#### The exercise:
In the data below, find each line containing the string "screenshot" and return it.

#### Materials provided:
-- START --

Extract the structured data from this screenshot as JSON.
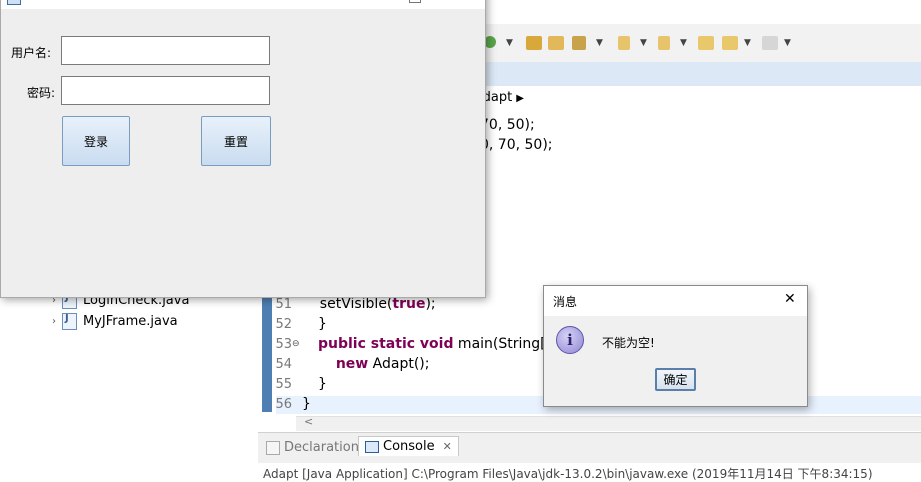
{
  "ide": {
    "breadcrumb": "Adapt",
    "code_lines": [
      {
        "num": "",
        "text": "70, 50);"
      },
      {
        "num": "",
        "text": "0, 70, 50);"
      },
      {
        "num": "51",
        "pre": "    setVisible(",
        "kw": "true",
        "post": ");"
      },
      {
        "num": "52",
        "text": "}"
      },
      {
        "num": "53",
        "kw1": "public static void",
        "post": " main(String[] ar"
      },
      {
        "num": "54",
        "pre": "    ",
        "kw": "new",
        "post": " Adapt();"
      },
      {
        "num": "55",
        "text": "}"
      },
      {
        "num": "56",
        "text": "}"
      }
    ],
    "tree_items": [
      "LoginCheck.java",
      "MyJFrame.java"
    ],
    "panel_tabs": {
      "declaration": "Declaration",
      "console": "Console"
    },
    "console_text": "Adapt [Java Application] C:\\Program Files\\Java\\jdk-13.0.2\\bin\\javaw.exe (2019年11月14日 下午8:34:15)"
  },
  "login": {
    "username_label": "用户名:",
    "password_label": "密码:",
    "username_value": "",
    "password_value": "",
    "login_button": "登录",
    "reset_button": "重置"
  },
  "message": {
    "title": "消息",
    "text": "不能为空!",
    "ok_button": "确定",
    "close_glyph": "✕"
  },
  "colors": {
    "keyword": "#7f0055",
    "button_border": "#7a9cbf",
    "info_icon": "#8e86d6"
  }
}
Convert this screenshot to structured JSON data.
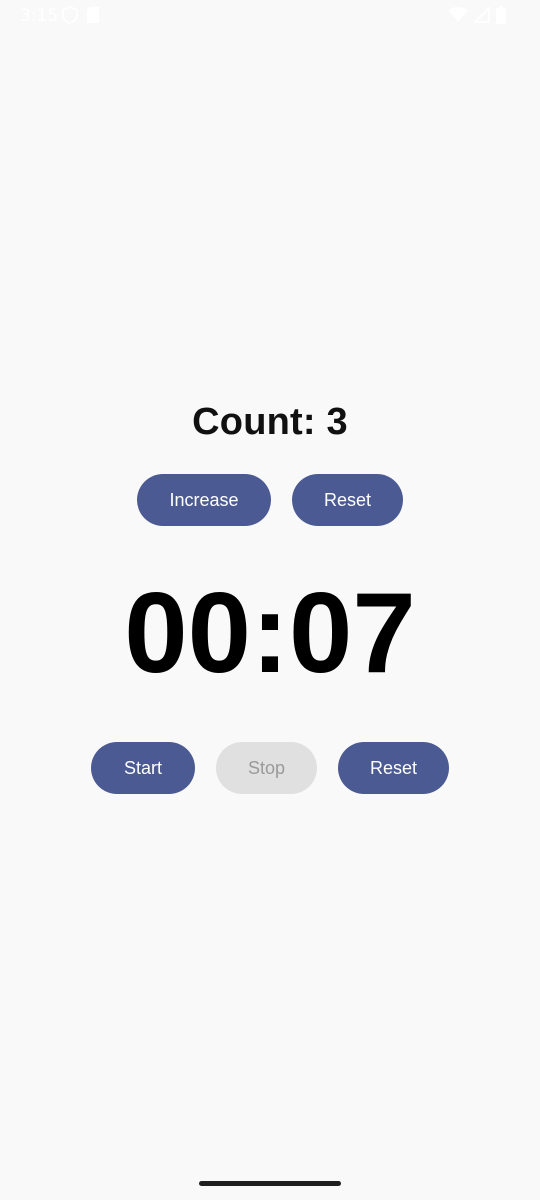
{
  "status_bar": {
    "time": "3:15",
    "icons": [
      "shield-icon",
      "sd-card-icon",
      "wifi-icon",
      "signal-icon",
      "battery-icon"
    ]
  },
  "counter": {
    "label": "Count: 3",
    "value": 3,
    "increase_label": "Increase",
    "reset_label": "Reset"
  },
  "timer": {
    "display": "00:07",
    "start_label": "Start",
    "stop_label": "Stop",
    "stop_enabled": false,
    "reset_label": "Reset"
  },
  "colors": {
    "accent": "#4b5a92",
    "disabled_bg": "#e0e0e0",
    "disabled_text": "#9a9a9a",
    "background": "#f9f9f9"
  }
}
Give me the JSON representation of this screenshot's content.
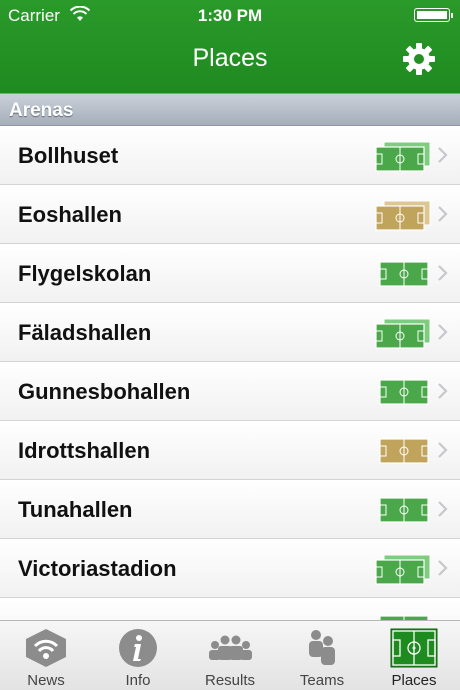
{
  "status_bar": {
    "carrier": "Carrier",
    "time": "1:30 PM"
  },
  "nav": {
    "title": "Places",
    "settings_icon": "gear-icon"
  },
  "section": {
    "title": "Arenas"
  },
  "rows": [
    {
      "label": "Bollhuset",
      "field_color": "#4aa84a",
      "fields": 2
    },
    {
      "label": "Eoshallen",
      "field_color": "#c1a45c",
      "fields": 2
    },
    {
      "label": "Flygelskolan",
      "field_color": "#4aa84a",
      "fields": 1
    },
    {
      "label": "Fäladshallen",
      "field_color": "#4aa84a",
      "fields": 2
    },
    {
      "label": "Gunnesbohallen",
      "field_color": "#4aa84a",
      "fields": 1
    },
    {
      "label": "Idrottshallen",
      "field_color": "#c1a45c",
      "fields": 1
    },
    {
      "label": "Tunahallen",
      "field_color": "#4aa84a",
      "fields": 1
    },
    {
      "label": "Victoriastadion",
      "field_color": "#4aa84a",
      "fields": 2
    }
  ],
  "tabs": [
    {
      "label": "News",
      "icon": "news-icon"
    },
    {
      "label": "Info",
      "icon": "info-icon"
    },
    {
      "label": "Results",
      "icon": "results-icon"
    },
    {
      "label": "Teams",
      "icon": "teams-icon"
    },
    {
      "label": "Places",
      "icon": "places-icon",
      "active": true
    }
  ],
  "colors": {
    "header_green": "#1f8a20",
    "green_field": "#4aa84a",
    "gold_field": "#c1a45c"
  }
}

-- END --
-- START --

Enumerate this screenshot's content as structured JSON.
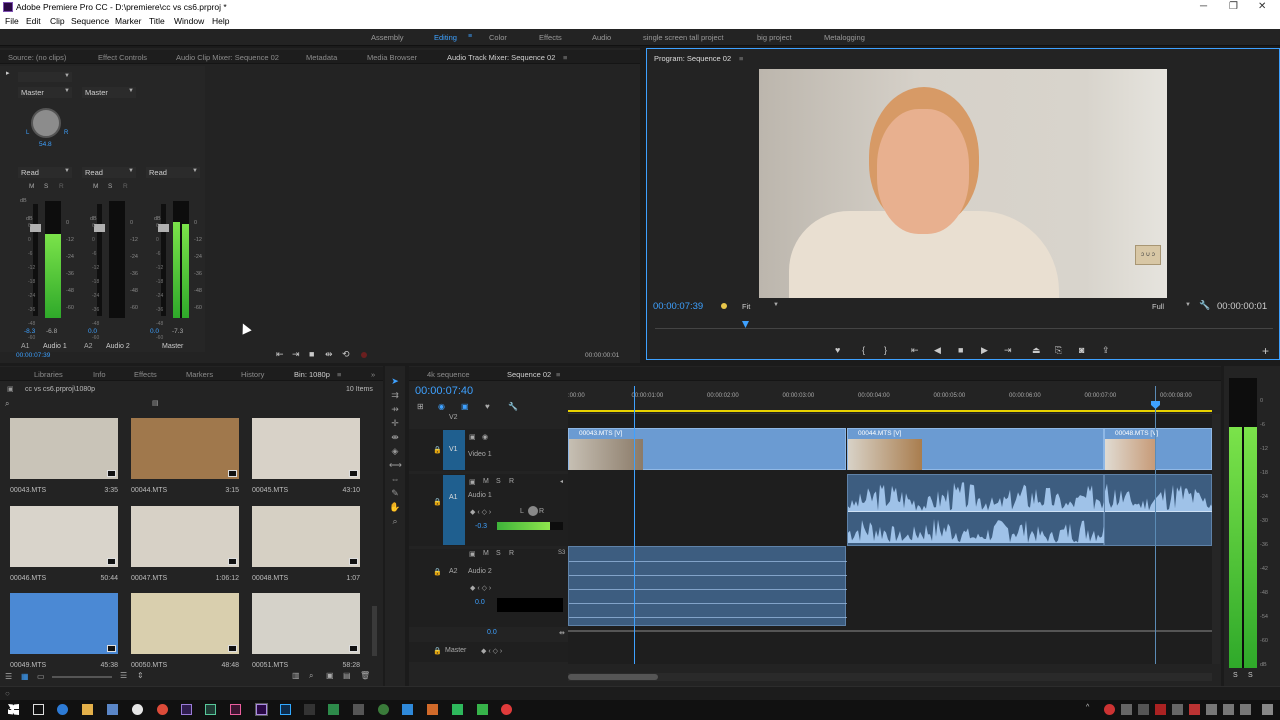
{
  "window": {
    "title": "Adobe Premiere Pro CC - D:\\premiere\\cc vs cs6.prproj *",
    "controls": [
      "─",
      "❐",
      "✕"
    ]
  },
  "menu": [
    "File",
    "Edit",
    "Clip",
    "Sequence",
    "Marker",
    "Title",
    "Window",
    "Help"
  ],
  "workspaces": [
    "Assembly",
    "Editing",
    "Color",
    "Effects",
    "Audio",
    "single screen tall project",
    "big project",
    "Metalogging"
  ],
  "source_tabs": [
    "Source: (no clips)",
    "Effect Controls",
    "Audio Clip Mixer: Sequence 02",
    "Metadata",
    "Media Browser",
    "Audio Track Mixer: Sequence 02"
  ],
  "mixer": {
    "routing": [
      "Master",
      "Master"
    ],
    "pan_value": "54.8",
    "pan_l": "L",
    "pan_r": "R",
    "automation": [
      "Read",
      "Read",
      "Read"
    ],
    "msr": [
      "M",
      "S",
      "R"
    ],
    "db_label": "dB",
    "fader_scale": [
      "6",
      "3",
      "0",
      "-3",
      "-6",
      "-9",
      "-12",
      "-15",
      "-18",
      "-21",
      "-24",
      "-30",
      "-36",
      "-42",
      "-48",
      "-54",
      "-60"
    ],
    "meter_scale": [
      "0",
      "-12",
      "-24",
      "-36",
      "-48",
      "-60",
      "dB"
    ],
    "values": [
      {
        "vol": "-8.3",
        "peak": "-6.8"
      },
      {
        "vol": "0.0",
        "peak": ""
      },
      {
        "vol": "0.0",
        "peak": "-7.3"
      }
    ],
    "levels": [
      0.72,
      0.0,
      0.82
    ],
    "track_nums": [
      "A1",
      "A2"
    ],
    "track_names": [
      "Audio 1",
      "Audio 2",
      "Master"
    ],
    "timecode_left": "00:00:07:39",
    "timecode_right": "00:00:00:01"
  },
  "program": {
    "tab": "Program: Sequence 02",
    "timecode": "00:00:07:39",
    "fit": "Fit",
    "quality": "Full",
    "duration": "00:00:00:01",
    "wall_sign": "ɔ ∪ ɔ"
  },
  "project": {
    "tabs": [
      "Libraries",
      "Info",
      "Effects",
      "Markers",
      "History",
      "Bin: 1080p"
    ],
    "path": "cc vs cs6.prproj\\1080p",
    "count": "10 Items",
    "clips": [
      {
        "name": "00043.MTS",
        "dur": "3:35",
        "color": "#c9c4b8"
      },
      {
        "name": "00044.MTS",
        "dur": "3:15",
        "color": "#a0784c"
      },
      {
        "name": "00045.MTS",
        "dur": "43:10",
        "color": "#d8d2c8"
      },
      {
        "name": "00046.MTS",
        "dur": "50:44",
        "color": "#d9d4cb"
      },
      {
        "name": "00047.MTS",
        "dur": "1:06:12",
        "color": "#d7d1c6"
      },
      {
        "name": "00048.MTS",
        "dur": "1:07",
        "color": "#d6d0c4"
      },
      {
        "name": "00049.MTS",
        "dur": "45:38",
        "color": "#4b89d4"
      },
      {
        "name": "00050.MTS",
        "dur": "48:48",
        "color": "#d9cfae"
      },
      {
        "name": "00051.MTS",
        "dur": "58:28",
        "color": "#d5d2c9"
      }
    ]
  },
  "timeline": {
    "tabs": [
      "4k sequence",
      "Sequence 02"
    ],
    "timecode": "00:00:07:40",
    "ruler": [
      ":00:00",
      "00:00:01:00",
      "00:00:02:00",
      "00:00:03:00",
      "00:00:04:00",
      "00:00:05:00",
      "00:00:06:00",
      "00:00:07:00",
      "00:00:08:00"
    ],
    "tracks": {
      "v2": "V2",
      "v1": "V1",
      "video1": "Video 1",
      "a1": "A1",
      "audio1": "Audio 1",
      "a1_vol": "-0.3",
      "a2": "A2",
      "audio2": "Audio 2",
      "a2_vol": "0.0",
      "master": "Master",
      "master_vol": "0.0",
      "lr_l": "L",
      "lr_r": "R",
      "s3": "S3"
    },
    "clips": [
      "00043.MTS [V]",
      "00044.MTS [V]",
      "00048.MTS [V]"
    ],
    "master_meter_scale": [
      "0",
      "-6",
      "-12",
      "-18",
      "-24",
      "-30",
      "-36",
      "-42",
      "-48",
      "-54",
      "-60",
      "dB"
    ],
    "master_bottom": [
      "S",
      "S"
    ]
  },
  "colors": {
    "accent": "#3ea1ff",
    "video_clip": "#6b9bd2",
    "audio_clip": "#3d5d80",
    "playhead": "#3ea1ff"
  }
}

-- END --

#### The reply:
Extract the structured data from this screenshot as JSON.
Convert this screenshot to structured JSON data.
Give me the JSON representation of this screenshot's content.
Enumerate this screenshot's content as structured JSON.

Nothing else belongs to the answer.